SUPPLIED INFORMATION:
# # # #

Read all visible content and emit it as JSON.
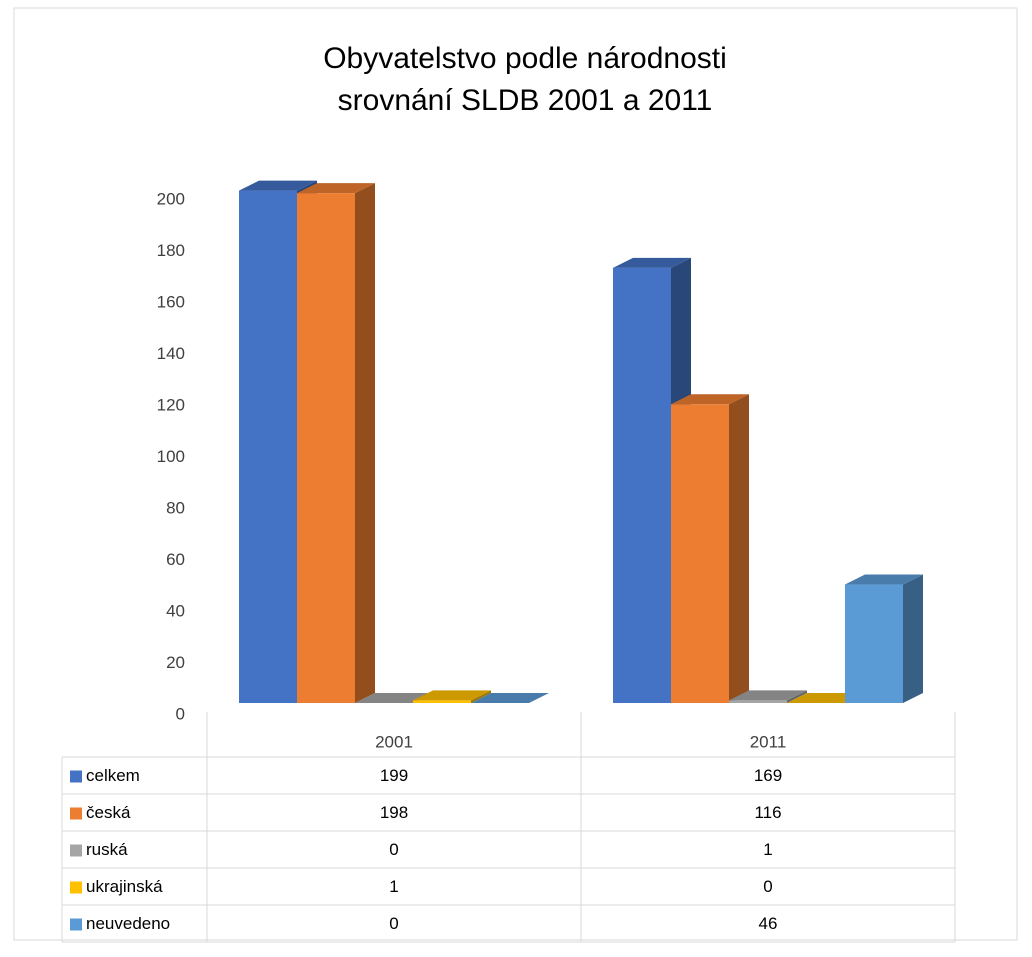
{
  "chart_data": {
    "type": "bar3d",
    "title": [
      "Obyvatelstvo podle národnosti",
      "srovnání SLDB 2001 a 2011"
    ],
    "categories": [
      "2001",
      "2011"
    ],
    "series": [
      {
        "name": "celkem",
        "color": "#4472c4",
        "values": [
          199,
          169
        ]
      },
      {
        "name": "česká",
        "color": "#ed7d31",
        "values": [
          198,
          116
        ]
      },
      {
        "name": "ruská",
        "color": "#a5a5a5",
        "values": [
          0,
          1
        ]
      },
      {
        "name": "ukrajinská",
        "color": "#ffc000",
        "values": [
          1,
          0
        ]
      },
      {
        "name": "neuvedeno",
        "color": "#5b9bd5",
        "values": [
          0,
          46
        ]
      }
    ],
    "ylim": [
      0,
      200
    ],
    "yticks": [
      0,
      20,
      40,
      60,
      80,
      100,
      120,
      140,
      160,
      180,
      200
    ],
    "grid": false,
    "data_table": true
  }
}
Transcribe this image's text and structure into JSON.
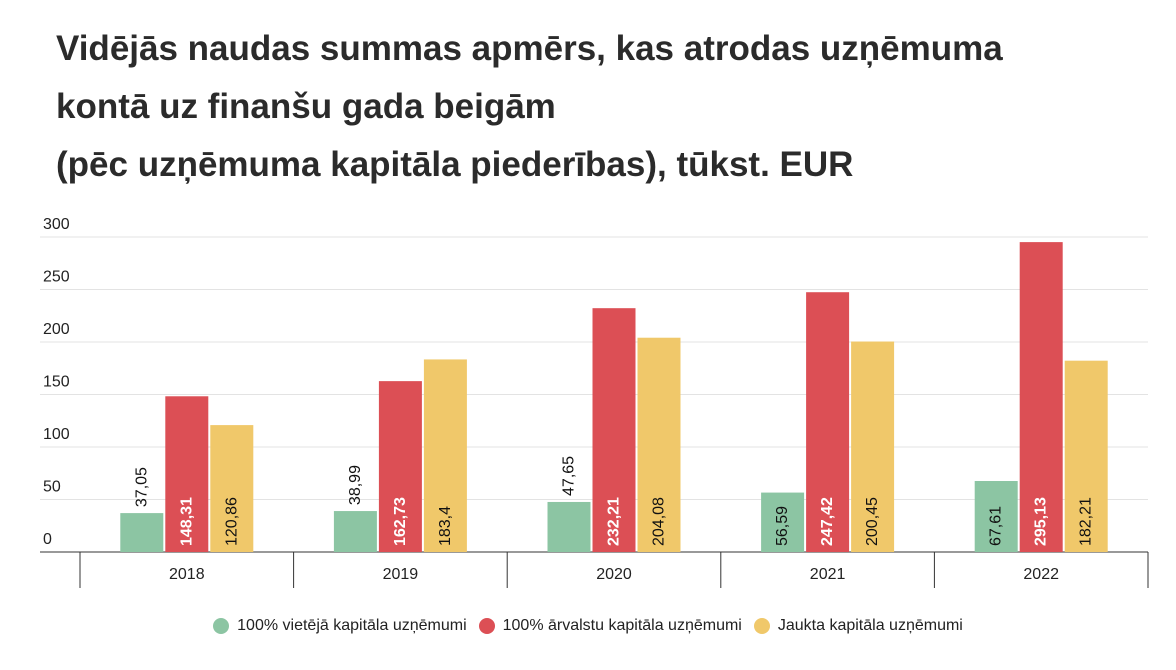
{
  "title_lines": [
    "Vidējās naudas summas apmērs, kas atrodas uzņēmuma",
    "kontā uz finanšu gada beigām",
    "(pēc uzņēmuma kapitāla piederības), tūkst. EUR"
  ],
  "legend": [
    {
      "label": "100% vietējā kapitāla uzņēmumi",
      "color": "#8cc5a3"
    },
    {
      "label": "100% ārvalstu kapitāla uzņēmumi",
      "color": "#dc4f55"
    },
    {
      "label": "Jaukta kapitāla uzņēmumi",
      "color": "#f0c86a"
    }
  ],
  "chart_data": {
    "type": "bar",
    "title": "Vidējās naudas summas apmērs, kas atrodas uzņēmuma kontā uz finanšu gada beigām (pēc uzņēmuma kapitāla piederības), tūkst. EUR",
    "categories": [
      "2018",
      "2019",
      "2020",
      "2021",
      "2022"
    ],
    "series": [
      {
        "name": "100% vietējā kapitāla uzņēmumi",
        "color": "#8cc5a3",
        "values": [
          37.05,
          38.99,
          47.65,
          56.59,
          67.61
        ],
        "labels": [
          "37,05",
          "38,99",
          "47,65",
          "56,59",
          "67,61"
        ]
      },
      {
        "name": "100% ārvalstu kapitāla uzņēmumi",
        "color": "#dc4f55",
        "values": [
          148.31,
          162.73,
          232.21,
          247.42,
          295.13
        ],
        "labels": [
          "148,31",
          "162,73",
          "232,21",
          "247,42",
          "295,13"
        ]
      },
      {
        "name": "Jaukta kapitāla uzņēmumi",
        "color": "#f0c86a",
        "values": [
          120.86,
          183.4,
          204.08,
          200.45,
          182.21
        ],
        "labels": [
          "120,86",
          "183,4",
          "204,08",
          "200,45",
          "182,21"
        ]
      }
    ],
    "yticks": [
      "0",
      "50",
      "100",
      "150",
      "200",
      "250",
      "300"
    ],
    "ylim": [
      0,
      300
    ],
    "xlabel": "",
    "ylabel": "",
    "grid": true,
    "legend_position": "bottom"
  }
}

# # # #

SHORT PROBLEM: Write out the whole listing exactly, and drop the pictures.

TASK ANSWER:
Read all visible content and emit it as JSON.
{
  "chart_data": {
    "type": "bar3d",
    "title": [
      "Obyvatelstvo podle národnosti",
      "srovnání SLDB 2001 a 2011"
    ],
    "categories": [
      "2001",
      "2011"
    ],
    "series": [
      {
        "name": "celkem",
        "color": "#4472c4",
        "values": [
          199,
          169
        ]
      },
      {
        "name": "česká",
        "color": "#ed7d31",
        "values": [
          198,
          116
        ]
      },
      {
        "name": "ruská",
        "color": "#a5a5a5",
        "values": [
          0,
          1
        ]
      },
      {
        "name": "ukrajinská",
        "color": "#ffc000",
        "values": [
          1,
          0
        ]
      },
      {
        "name": "neuvedeno",
        "color": "#5b9bd5",
        "values": [
          0,
          46
        ]
      }
    ],
    "ylim": [
      0,
      200
    ],
    "yticks": [
      0,
      20,
      40,
      60,
      80,
      100,
      120,
      140,
      160,
      180,
      200
    ],
    "grid": false,
    "data_table": true
  }
}
Transcribe this image's text and structure into JSON.
{
  "title_lines": [
    "Vidējās naudas summas apmērs, kas atrodas uzņēmuma",
    "kontā uz finanšu gada beigām",
    "(pēc uzņēmuma kapitāla piederības), tūkst. EUR"
  ],
  "legend": [
    {
      "label": "100% vietējā kapitāla uzņēmumi",
      "color": "#8cc5a3"
    },
    {
      "label": "100% ārvalstu kapitāla uzņēmumi",
      "color": "#dc4f55"
    },
    {
      "label": "Jaukta kapitāla uzņēmumi",
      "color": "#f0c86a"
    }
  ],
  "chart_data": {
    "type": "bar",
    "title": "Vidējās naudas summas apmērs, kas atrodas uzņēmuma kontā uz finanšu gada beigām (pēc uzņēmuma kapitāla piederības), tūkst. EUR",
    "categories": [
      "2018",
      "2019",
      "2020",
      "2021",
      "2022"
    ],
    "series": [
      {
        "name": "100% vietējā kapitāla uzņēmumi",
        "color": "#8cc5a3",
        "values": [
          37.05,
          38.99,
          47.65,
          56.59,
          67.61
        ],
        "labels": [
          "37,05",
          "38,99",
          "47,65",
          "56,59",
          "67,61"
        ]
      },
      {
        "name": "100% ārvalstu kapitāla uzņēmumi",
        "color": "#dc4f55",
        "values": [
          148.31,
          162.73,
          232.21,
          247.42,
          295.13
        ],
        "labels": [
          "148,31",
          "162,73",
          "232,21",
          "247,42",
          "295,13"
        ]
      },
      {
        "name": "Jaukta kapitāla uzņēmumi",
        "color": "#f0c86a",
        "values": [
          120.86,
          183.4,
          204.08,
          200.45,
          182.21
        ],
        "labels": [
          "120,86",
          "183,4",
          "204,08",
          "200,45",
          "182,21"
        ]
      }
    ],
    "yticks": [
      "0",
      "50",
      "100",
      "150",
      "200",
      "250",
      "300"
    ],
    "ylim": [
      0,
      300
    ],
    "xlabel": "",
    "ylabel": "",
    "grid": true,
    "legend_position": "bottom"
  }
}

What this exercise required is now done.